**SET EXERCISE**
Pick out each line with the word "contact" from the material that follows.

_ _ _ _ _ _ _

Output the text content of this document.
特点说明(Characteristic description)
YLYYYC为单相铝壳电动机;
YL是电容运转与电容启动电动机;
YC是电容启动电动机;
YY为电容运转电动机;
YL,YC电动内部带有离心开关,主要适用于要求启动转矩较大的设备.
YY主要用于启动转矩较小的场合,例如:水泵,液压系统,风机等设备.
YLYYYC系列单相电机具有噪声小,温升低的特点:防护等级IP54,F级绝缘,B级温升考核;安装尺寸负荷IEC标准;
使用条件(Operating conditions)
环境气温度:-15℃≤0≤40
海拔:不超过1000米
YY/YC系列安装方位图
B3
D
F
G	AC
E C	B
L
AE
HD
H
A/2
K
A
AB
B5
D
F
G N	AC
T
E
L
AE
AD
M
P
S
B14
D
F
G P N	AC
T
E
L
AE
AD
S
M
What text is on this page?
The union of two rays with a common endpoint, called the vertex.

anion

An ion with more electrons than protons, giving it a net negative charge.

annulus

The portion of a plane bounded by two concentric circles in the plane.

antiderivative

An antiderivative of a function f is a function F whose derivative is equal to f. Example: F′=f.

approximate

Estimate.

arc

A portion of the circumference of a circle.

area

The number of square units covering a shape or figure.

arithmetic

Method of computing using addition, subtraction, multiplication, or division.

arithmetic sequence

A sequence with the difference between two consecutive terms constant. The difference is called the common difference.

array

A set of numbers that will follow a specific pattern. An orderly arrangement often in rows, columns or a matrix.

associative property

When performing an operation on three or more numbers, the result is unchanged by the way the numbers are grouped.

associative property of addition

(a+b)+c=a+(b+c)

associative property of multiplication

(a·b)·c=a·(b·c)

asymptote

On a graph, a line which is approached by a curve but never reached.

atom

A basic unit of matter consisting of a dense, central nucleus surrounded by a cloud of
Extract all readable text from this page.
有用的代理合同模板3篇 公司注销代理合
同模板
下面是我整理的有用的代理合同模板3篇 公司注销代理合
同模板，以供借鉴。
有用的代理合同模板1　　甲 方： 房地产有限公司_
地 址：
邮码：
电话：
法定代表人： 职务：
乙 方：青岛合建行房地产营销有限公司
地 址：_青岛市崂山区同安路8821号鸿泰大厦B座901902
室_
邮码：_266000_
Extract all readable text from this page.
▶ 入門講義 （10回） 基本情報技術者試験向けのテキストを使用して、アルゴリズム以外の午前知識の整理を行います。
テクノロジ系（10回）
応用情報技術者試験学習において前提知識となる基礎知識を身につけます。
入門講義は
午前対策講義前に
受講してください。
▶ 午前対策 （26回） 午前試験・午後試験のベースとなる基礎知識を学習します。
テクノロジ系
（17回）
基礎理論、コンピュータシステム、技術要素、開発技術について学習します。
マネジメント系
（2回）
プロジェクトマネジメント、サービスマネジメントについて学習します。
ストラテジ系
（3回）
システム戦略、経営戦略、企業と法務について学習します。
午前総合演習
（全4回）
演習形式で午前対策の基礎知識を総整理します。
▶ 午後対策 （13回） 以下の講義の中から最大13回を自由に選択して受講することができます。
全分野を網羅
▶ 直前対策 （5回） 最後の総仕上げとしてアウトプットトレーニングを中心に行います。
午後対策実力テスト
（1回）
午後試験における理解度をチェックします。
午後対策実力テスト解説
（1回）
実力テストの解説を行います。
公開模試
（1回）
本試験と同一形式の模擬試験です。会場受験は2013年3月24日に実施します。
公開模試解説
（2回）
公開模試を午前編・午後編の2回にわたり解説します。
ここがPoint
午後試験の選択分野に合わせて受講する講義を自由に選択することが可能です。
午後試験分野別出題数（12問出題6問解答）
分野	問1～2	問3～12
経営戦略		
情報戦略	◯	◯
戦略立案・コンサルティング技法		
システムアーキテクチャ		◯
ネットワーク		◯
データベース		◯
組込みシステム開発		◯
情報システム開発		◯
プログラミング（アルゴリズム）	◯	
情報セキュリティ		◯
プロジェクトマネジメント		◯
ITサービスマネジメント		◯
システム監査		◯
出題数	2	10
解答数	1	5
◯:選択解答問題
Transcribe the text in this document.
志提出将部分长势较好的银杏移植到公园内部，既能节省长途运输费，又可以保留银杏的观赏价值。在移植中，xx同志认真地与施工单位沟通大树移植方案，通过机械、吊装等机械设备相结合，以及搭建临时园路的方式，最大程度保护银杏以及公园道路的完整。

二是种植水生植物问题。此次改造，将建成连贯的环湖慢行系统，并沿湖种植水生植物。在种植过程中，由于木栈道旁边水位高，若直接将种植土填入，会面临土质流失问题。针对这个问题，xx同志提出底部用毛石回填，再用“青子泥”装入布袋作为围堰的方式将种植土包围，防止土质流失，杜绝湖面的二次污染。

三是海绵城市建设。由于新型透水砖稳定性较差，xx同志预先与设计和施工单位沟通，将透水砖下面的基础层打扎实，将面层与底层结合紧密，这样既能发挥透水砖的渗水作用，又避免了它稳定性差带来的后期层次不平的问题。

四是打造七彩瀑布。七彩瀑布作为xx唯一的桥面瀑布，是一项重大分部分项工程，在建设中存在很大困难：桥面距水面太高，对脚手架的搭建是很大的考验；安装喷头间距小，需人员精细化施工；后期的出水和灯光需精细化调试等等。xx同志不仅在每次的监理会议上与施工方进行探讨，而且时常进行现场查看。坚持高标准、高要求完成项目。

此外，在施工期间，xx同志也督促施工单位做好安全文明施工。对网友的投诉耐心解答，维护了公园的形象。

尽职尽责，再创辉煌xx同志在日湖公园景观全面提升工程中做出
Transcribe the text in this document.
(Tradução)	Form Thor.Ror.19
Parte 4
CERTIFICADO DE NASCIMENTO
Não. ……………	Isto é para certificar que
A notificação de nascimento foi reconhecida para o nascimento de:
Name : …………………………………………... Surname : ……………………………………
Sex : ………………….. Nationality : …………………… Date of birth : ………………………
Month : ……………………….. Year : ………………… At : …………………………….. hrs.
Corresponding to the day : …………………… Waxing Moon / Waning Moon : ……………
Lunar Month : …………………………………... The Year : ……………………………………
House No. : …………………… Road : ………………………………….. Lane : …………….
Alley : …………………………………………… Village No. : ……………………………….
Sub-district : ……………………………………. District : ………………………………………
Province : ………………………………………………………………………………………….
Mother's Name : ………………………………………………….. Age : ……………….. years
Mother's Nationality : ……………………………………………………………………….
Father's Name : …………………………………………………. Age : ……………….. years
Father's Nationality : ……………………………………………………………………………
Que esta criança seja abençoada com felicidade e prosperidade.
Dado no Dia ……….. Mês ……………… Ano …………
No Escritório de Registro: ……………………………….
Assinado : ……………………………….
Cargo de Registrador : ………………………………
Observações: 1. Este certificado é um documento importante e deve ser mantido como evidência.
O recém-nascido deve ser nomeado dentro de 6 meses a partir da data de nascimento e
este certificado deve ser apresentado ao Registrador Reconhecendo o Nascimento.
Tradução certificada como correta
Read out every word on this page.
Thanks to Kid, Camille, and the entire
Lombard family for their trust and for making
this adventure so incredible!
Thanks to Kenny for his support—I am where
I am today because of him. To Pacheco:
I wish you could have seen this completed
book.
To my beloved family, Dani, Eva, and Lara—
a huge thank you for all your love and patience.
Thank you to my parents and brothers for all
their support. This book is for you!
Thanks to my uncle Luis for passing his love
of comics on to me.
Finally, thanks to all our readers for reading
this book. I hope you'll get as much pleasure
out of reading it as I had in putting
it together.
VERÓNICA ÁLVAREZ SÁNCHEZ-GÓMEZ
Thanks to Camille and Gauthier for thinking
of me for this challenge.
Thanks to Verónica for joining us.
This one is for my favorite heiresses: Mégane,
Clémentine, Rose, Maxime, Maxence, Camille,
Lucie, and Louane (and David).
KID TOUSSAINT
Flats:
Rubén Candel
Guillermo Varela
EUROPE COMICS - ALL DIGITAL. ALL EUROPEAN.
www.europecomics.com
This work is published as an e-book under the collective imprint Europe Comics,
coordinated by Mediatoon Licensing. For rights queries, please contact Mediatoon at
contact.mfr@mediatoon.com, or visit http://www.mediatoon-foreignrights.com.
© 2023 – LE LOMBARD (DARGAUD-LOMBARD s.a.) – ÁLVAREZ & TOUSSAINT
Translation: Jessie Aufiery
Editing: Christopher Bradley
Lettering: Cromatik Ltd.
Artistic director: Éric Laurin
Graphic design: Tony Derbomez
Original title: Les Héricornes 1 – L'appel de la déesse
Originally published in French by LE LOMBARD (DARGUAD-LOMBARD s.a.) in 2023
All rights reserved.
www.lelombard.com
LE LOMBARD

_ _ _ _ _ _ _

**WORKED ANSWER**
coordinated by Mediatoon Licensing. For rights queries, please contact Mediatoon at
contact.mfr@mediatoon.com, or visit http://www.mediatoon-foreignrights.com.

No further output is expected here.